» Task directions: Starting at the line that has "square-bullet-icon: ▪ <box>37 290" and stopping after the line that has "square-bullet-icon: ▪ <box>37 157", write out only those lines with "bullet-mark" substituted for "square-bullet-icon" and nothing else changed.

» Raw data:
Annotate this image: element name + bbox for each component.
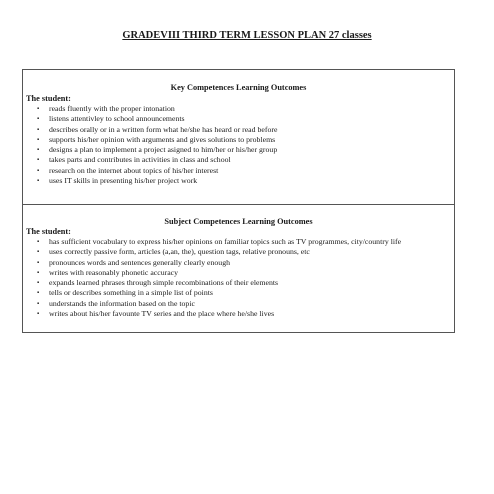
square-bullet-icon: ▪ <box>37 290 40 297</box>
square-bullet-icon: ▪ <box>37 269 40 276</box>
list-item <box>23 288 401 298</box>
square-bullet-icon: ▪ <box>37 126 40 133</box>
square-bullet-icon: ▪ <box>37 116 40 123</box>
list-item-text: supports his/her opinion with arguments and gives solutions to problems <box>49 134 276 144</box>
square-bullet-icon: ▪ <box>37 178 40 185</box>
list-item <box>23 278 401 288</box>
list-item <box>23 309 401 319</box>
list-item <box>23 258 401 268</box>
square-bullet-icon: ▪ <box>37 147 40 154</box>
list-item <box>23 145 277 155</box>
square-bullet-icon: ▪ <box>37 106 40 112</box>
square-bullet-icon: ▪ <box>37 249 40 256</box>
list-item-text: listens attentivley to school announcements <box>49 114 185 124</box>
square-bullet-icon: ▪ <box>37 300 40 307</box>
subject-competences-section <box>23 205 454 333</box>
square-bullet-icon: ▪ <box>37 239 40 245</box>
key-competences-section <box>23 70 454 205</box>
square-bullet-icon: ▪ <box>37 157 40 164</box>
list-item-text: takes parts and contributes in activities in class and school <box>49 155 231 165</box>
list-item-text: has sufficient vocabulary to express his/her opinions on familiar topics such as TV programmes, city/country life <box>49 237 402 246</box>
subject-competences-student-label: The student: <box>26 227 71 236</box>
subject-competences-heading: Subject Competences Learning Outcomes <box>164 217 313 226</box>
list-item <box>23 135 277 145</box>
list-item <box>23 114 277 124</box>
list-item <box>23 176 277 186</box>
key-competences-heading: Key Competences Learning Outcomes <box>170 83 307 92</box>
list-item-text: describes orally or in a written form what he/she has heard or read before <box>49 124 278 134</box>
list-item-text: understands the information based on the topic <box>49 298 195 308</box>
list-item <box>23 125 277 135</box>
list-item <box>23 104 277 114</box>
list-item-text: designs a plan to implement a project asigned to him/her or his/her group <box>49 145 278 155</box>
list-item-text: pronounces words and sentences generally clearly enough <box>49 257 230 267</box>
list-item <box>23 155 277 165</box>
list-item-text: expands learned phrases through simple recombinations of their elements <box>49 278 279 288</box>
square-bullet-icon: ▪ <box>37 136 40 143</box>
square-bullet-icon: ▪ <box>37 259 40 266</box>
list-item-text: reads fluently with the proper intonation <box>49 104 175 113</box>
square-bullet-icon: ▪ <box>37 167 40 174</box>
list-item <box>23 166 277 176</box>
key-competences-list <box>23 104 277 186</box>
list-item <box>23 237 401 247</box>
outcomes-table <box>22 69 455 333</box>
key-competences-student-label: The student: <box>26 94 71 103</box>
list-item-text: research on the internet about topics of his/her interest <box>49 165 219 175</box>
square-bullet-icon: ▪ <box>37 280 40 287</box>
list-item <box>23 247 401 257</box>
square-bullet-icon: ▪ <box>37 311 40 318</box>
list-item-text: writes with reasonably phonetic accuracy <box>49 267 179 277</box>
list-item-text: tells or describes something in a simple list of points <box>49 288 213 298</box>
subject-competences-list <box>23 237 401 319</box>
document-title: GRADEVIII THIRD TERM LESSON PLAN 27 classes <box>122 30 372 41</box>
list-item-text: uses IT skills in presenting his/her project work <box>49 176 198 186</box>
list-item <box>23 299 401 309</box>
list-item <box>23 268 401 278</box>
list-item-text: uses correctly passive form, articles (a,an, the), question tags, relative pronouns, etc <box>49 247 310 257</box>
list-item-text: writes about his/her favounte TV series and the place where he/she lives <box>49 309 275 319</box>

» Response to this task:
bullet-mark: ▪ <box>37 290 40 297</box>
bullet-mark: ▪ <box>37 269 40 276</box>
list-item <box>23 288 401 298</box>
bullet-mark: ▪ <box>37 126 40 133</box>
bullet-mark: ▪ <box>37 116 40 123</box>
list-item-text: supports his/her opinion with arguments and gives solutions to problems <box>49 134 276 144</box>
bullet-mark: ▪ <box>37 178 40 185</box>
list-item <box>23 278 401 288</box>
list-item <box>23 309 401 319</box>
list-item <box>23 258 401 268</box>
bullet-mark: ▪ <box>37 147 40 154</box>
list-item <box>23 145 277 155</box>
bullet-mark: ▪ <box>37 106 40 112</box>
bullet-mark: ▪ <box>37 249 40 256</box>
list-item-text: listens attentivley to school announcements <box>49 114 185 124</box>
bullet-mark: ▪ <box>37 300 40 307</box>
subject-competences-section <box>23 205 454 333</box>
bullet-mark: ▪ <box>37 239 40 245</box>
key-competences-section <box>23 70 454 205</box>
bullet-mark: ▪ <box>37 157 40 164</box>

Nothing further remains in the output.